►

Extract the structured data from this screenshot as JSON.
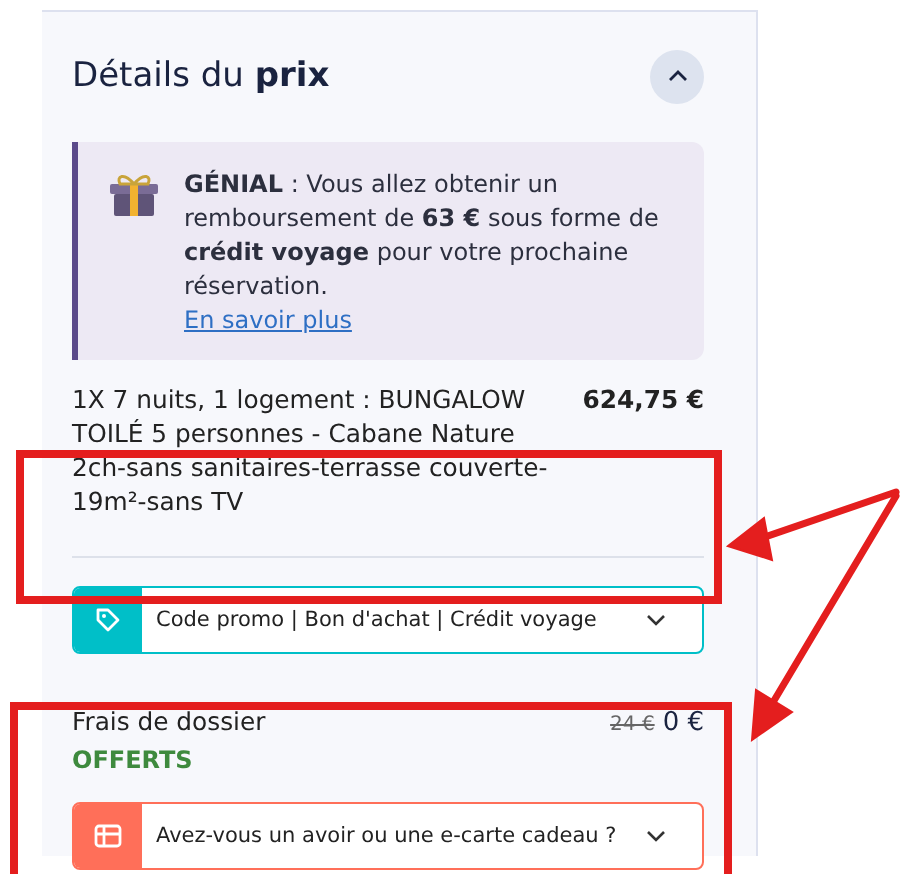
{
  "panel": {
    "title": "Détails du **prix**",
    "expanded": true
  },
  "info": {
    "text": "**GÉNIAL** : Vous allez obtenir un remboursement de **63 €** sous forme de **crédit voyage** pour votre prochaine réservation.",
    "link": "En savoir plus"
  },
  "line_item": {
    "description": "1X 7 nuits, 1 logement : BUNGALOW TOILÉ 5 personnes - Cabane Nature 2ch-sans sanitaires-terrasse couverte-19m²-sans TV",
    "price": "624,75 €"
  },
  "dropdowns": [
    {
      "kind": "promo",
      "label": "Code promo | Bon d'achat | Crédit voyage",
      "color": "#00bfc8",
      "expanded": false
    },
    {
      "kind": "giftcard",
      "label": "Avez-vous un avoir ou une e-carte cadeau ?",
      "color": "#ff6f59",
      "expanded": false
    }
  ],
  "fees": {
    "label": "Frais de dossier",
    "old_price": "24 €",
    "price": "0 €",
    "note": "OFFERTS"
  }
}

◄

*Task requirements*: Write every entry out again exactly, dropping the pictures.

*Solution to the problem*:
Extract the structured data from this screenshot as JSON.
{
  "panel": {
    "title": "Détails du **prix**",
    "expanded": true
  },
  "info": {
    "text": "**GÉNIAL** : Vous allez obtenir un remboursement de **63 €** sous forme de **crédit voyage** pour votre prochaine réservation.",
    "link": "En savoir plus"
  },
  "line_item": {
    "description": "1X 7 nuits, 1 logement : BUNGALOW TOILÉ 5 personnes - Cabane Nature 2ch-sans sanitaires-terrasse couverte-19m²-sans TV",
    "price": "624,75 €"
  },
  "dropdowns": [
    {
      "kind": "promo",
      "label": "Code promo | Bon d'achat | Crédit voyage",
      "color": "#00bfc8",
      "expanded": false
    },
    {
      "kind": "giftcard",
      "label": "Avez-vous un avoir ou une e-carte cadeau ?",
      "color": "#ff6f59",
      "expanded": false
    }
  ],
  "fees": {
    "label": "Frais de dossier",
    "old_price": "24 €",
    "price": "0 €",
    "note": "OFFERTS"
  }
}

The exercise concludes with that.